[Records contained in a dataset]
— Begin —
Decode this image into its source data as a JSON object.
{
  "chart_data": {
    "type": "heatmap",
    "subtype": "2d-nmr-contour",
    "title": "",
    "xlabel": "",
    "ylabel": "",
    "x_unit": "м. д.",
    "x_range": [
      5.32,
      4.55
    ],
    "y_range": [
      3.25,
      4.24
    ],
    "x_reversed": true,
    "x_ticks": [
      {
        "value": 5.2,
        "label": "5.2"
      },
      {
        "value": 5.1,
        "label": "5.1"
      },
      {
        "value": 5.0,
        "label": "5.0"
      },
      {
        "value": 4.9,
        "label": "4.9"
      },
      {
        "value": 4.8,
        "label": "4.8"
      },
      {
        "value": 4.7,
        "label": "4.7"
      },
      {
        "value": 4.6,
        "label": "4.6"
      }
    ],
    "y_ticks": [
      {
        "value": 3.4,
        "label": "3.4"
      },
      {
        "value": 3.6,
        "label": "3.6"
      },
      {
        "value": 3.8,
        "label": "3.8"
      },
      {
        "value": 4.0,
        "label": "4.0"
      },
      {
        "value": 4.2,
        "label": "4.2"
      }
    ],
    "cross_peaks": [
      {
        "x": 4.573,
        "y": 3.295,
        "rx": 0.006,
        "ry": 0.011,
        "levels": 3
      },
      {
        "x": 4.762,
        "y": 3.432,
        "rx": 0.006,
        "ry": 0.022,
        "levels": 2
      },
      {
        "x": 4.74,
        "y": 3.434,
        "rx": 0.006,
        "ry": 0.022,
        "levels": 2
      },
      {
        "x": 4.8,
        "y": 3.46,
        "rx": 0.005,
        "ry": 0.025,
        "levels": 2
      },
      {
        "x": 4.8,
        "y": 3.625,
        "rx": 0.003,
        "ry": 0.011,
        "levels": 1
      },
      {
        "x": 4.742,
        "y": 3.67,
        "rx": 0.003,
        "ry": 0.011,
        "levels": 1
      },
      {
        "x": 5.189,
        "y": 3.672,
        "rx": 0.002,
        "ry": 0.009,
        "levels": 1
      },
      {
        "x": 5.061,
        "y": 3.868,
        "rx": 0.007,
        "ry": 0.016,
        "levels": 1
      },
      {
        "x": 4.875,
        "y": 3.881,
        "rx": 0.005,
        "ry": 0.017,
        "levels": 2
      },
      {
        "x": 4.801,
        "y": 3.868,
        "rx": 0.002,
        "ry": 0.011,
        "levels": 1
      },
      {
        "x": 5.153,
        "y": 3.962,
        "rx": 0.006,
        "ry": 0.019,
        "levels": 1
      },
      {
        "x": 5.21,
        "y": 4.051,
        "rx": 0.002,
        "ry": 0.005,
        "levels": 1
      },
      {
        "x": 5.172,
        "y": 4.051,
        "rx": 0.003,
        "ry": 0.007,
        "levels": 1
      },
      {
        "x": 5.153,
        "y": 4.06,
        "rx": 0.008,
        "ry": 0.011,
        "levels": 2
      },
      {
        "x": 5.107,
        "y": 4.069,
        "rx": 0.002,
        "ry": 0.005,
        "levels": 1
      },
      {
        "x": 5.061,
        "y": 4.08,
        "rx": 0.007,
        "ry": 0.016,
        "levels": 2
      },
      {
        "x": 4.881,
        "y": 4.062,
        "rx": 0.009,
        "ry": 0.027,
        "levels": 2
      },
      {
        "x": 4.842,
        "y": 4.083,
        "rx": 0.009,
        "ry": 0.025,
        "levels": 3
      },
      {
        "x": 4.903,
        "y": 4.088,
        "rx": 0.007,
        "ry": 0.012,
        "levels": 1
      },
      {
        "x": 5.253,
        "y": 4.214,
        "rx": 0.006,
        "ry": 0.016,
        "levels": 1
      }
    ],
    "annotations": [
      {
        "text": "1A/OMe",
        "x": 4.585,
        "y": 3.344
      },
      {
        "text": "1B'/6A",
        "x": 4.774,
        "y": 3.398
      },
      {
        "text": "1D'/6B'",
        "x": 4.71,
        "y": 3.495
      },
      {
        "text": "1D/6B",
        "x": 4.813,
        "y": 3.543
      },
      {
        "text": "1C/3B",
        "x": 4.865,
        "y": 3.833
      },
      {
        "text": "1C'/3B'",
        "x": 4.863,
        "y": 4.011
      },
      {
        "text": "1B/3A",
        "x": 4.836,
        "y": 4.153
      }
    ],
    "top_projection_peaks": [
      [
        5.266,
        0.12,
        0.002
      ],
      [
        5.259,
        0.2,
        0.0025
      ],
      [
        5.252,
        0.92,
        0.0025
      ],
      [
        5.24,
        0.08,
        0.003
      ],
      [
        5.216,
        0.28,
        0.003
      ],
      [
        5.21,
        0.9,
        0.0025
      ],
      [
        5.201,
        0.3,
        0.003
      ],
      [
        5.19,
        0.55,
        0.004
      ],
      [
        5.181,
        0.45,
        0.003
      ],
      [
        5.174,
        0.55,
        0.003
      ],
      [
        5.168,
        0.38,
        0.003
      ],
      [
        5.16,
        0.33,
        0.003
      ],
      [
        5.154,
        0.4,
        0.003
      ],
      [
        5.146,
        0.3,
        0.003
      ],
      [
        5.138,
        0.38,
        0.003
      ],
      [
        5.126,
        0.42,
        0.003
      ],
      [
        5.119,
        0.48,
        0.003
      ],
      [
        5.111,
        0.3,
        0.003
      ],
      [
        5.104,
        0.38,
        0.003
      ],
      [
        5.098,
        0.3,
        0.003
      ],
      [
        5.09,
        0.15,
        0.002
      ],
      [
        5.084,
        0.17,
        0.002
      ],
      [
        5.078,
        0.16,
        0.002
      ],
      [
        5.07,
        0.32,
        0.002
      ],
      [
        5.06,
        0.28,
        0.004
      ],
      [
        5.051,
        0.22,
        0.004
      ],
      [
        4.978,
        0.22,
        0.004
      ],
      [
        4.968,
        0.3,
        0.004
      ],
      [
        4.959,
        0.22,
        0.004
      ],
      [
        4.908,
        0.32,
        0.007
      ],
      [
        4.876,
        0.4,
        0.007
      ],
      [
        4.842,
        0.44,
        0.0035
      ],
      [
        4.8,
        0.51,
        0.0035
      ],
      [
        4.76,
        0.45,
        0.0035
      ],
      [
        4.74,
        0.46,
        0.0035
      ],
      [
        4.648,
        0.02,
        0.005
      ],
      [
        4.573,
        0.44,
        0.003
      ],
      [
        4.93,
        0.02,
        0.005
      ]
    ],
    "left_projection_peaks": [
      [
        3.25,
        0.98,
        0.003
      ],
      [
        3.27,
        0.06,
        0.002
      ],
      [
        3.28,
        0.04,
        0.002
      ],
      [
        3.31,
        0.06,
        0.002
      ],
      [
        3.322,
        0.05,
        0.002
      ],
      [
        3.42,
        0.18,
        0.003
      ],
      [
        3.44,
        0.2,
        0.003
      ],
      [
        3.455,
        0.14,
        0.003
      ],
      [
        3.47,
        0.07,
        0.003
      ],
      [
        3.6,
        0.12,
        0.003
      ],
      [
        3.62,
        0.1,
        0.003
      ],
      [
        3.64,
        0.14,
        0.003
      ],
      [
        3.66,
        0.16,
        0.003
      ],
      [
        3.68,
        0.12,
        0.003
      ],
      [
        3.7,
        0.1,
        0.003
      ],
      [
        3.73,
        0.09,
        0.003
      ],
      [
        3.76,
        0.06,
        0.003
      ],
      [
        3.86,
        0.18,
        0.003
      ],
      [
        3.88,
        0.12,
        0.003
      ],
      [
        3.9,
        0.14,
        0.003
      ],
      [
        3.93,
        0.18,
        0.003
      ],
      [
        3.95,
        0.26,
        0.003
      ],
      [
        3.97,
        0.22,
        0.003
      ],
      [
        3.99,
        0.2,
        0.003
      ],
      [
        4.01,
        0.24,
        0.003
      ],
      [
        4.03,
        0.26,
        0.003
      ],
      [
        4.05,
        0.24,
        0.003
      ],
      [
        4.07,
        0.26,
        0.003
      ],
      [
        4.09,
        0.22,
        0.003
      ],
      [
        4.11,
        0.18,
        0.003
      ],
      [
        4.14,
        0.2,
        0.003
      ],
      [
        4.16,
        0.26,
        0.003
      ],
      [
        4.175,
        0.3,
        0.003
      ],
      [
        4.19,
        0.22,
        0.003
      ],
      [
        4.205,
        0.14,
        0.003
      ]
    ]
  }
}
— End —
__Exercise goal__
Indicate how many lines of the material include the word "value"; the number alone is required.

__Result of the exercise__
12